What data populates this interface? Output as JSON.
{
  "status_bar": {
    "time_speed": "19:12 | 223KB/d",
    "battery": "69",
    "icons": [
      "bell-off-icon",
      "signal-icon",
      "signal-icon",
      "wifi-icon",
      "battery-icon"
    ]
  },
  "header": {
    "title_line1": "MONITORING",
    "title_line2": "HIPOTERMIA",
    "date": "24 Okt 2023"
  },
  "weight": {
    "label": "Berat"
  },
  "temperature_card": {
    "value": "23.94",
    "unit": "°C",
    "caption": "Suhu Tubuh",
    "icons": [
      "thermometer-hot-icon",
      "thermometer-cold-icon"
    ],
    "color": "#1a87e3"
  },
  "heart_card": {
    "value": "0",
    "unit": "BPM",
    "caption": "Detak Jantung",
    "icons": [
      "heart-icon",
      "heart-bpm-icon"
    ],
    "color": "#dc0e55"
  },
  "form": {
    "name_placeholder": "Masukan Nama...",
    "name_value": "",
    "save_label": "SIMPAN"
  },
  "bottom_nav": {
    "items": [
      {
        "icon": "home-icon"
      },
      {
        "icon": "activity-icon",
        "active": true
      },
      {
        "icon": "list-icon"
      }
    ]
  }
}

★ ★ ★

● EXERCISE DETAILS
Every entry above needs to be quoted exactly.

● EXPECTED ANSWER
What data populates this interface? Output as JSON.
{
  "status_bar": {
    "time_speed": "19:12 | 223KB/d",
    "battery": "69",
    "icons": [
      "bell-off-icon",
      "signal-icon",
      "signal-icon",
      "wifi-icon",
      "battery-icon"
    ]
  },
  "header": {
    "title_line1": "MONITORING",
    "title_line2": "HIPOTERMIA",
    "date": "24 Okt 2023"
  },
  "weight": {
    "label": "Berat"
  },
  "temperature_card": {
    "value": "23.94",
    "unit": "°C",
    "caption": "Suhu Tubuh",
    "icons": [
      "thermometer-hot-icon",
      "thermometer-cold-icon"
    ],
    "color": "#1a87e3"
  },
  "heart_card": {
    "value": "0",
    "unit": "BPM",
    "caption": "Detak Jantung",
    "icons": [
      "heart-icon",
      "heart-bpm-icon"
    ],
    "color": "#dc0e55"
  },
  "form": {
    "name_placeholder": "Masukan Nama...",
    "name_value": "",
    "save_label": "SIMPAN"
  },
  "bottom_nav": {
    "items": [
      {
        "icon": "home-icon"
      },
      {
        "icon": "activity-icon",
        "active": true
      },
      {
        "icon": "list-icon"
      }
    ]
  }
}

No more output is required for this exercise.